Exercise inputs:

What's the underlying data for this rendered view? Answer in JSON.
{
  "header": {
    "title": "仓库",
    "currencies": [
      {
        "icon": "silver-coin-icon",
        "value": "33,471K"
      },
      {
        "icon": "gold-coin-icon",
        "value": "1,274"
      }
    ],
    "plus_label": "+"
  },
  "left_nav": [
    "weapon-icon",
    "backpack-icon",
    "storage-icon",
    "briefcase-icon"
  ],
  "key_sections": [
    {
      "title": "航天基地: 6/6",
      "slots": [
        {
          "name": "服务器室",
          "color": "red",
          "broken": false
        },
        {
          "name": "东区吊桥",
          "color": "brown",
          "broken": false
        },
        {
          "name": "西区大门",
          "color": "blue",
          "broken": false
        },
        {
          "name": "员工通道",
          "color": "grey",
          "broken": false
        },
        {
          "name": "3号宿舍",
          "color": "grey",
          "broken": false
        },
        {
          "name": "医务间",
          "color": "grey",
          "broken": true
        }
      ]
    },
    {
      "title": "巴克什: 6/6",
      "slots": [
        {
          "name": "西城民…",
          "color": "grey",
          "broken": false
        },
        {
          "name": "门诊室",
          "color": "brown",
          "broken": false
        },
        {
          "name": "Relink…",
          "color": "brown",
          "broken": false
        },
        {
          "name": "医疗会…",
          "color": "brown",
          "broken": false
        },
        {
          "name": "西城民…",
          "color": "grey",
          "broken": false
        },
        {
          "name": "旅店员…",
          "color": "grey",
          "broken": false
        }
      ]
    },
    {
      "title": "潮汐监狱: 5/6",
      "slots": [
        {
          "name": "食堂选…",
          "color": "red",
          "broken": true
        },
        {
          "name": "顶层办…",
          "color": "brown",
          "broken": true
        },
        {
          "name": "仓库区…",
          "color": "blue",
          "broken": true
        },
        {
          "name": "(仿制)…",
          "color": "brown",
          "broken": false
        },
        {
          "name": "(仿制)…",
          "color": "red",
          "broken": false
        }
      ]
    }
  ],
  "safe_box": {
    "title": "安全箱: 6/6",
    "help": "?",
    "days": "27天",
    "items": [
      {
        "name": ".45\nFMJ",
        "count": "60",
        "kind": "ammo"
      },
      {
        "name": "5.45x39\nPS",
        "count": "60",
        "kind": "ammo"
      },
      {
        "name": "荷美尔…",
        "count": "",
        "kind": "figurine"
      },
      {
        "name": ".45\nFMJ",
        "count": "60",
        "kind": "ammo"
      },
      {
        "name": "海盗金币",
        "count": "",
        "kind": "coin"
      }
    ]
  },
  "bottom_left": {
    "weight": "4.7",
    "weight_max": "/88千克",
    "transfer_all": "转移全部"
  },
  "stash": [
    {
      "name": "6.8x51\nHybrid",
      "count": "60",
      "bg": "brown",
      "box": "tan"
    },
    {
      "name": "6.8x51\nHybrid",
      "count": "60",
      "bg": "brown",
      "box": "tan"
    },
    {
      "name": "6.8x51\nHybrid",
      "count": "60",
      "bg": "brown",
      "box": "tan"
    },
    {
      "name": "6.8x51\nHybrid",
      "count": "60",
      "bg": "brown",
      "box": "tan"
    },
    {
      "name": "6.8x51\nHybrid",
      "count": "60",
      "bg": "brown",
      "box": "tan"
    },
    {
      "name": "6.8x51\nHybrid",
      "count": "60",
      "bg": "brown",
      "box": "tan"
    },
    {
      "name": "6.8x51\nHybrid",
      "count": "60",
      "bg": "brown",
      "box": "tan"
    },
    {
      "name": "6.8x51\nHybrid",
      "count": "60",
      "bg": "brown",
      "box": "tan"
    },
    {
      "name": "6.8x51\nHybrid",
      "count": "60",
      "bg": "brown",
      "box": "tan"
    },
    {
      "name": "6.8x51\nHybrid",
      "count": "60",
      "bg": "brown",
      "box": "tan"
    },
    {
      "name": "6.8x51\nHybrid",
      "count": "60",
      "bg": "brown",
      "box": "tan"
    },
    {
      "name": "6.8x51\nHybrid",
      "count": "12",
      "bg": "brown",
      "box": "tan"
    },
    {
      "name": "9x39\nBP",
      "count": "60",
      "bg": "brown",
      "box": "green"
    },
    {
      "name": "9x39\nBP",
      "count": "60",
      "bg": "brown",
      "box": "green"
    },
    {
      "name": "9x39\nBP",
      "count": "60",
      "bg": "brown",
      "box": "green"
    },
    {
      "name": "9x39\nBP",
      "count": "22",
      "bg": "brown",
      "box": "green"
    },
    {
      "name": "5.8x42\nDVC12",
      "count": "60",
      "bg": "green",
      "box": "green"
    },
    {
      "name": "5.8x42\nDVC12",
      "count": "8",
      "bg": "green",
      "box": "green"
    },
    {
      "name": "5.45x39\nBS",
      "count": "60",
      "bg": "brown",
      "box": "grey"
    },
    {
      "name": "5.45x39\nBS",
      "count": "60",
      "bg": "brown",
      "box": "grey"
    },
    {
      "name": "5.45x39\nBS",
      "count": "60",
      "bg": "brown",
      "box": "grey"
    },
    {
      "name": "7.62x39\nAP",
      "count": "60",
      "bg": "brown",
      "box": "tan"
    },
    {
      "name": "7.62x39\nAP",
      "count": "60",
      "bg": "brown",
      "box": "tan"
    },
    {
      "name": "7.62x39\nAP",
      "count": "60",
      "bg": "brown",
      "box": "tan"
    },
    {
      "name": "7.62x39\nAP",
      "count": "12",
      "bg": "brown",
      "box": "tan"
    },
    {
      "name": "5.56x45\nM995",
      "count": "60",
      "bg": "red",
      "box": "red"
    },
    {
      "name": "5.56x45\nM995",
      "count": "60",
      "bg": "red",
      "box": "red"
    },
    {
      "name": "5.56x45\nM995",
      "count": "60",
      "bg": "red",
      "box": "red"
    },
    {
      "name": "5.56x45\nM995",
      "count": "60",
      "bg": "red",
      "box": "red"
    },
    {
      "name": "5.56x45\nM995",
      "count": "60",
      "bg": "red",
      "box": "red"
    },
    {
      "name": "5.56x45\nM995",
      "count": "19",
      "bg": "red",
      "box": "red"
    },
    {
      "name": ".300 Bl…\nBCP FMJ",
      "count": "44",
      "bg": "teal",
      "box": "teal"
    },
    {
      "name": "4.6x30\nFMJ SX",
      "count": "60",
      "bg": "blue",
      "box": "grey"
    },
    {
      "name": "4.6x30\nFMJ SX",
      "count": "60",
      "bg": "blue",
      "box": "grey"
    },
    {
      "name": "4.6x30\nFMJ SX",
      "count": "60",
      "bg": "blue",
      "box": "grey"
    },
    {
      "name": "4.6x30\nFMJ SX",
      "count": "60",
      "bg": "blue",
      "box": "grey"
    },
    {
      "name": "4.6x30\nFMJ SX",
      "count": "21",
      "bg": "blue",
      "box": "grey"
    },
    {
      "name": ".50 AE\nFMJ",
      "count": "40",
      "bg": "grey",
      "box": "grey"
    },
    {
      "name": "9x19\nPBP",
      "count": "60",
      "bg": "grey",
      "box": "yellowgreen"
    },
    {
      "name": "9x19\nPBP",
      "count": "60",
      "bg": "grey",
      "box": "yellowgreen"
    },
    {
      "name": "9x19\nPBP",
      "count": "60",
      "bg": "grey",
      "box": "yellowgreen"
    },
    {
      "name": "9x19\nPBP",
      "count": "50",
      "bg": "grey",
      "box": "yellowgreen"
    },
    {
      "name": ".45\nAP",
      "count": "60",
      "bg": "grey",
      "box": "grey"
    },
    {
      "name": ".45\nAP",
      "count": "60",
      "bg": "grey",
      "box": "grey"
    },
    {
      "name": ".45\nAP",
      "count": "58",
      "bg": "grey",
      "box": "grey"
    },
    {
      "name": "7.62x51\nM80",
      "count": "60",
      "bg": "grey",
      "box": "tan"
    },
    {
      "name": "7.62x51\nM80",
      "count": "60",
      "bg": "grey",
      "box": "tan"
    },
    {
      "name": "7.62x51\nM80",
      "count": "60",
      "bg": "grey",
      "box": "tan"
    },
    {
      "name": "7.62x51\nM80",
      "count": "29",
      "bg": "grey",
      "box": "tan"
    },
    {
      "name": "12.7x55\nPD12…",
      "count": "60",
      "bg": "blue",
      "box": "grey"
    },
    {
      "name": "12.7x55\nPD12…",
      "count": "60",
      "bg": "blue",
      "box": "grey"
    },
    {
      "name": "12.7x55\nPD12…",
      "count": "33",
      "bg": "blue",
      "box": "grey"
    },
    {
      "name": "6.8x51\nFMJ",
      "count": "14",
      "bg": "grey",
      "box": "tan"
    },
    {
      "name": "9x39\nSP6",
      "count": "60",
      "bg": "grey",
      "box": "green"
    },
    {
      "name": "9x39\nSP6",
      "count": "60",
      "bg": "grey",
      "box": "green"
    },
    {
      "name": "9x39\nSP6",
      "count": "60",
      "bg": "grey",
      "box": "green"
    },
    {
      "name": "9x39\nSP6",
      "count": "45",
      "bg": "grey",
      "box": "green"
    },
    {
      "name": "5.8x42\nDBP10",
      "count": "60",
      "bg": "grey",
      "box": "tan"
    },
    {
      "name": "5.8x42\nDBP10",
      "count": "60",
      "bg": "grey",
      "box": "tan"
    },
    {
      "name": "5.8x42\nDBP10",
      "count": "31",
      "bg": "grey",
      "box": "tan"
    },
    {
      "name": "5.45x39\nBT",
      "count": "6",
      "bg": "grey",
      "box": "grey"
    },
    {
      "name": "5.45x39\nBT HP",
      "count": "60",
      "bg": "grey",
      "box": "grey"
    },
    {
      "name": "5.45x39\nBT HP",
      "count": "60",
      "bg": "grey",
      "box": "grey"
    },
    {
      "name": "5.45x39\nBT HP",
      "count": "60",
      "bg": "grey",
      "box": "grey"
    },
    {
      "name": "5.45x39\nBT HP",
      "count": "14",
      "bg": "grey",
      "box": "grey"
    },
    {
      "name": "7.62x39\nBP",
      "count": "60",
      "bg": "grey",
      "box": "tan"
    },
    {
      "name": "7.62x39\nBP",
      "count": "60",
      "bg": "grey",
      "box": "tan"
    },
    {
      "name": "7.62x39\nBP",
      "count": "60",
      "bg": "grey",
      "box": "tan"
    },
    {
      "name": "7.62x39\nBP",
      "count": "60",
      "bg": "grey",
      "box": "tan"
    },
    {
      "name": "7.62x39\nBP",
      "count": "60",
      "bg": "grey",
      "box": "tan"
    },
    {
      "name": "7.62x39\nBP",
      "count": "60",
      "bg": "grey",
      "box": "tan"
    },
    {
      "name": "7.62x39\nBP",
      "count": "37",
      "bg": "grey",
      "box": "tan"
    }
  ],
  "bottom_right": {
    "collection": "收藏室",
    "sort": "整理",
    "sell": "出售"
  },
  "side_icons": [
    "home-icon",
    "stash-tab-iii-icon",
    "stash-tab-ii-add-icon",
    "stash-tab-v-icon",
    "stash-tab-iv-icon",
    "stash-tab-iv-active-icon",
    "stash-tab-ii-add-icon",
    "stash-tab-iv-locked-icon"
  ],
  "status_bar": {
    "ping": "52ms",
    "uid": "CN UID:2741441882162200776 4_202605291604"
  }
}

Stated exercise:
Gather all lines with the string "coin" from the data.

Right answer:
        "icon": "silver-coin-icon",
        "icon": "gold-coin-icon",
        "kind": "coin"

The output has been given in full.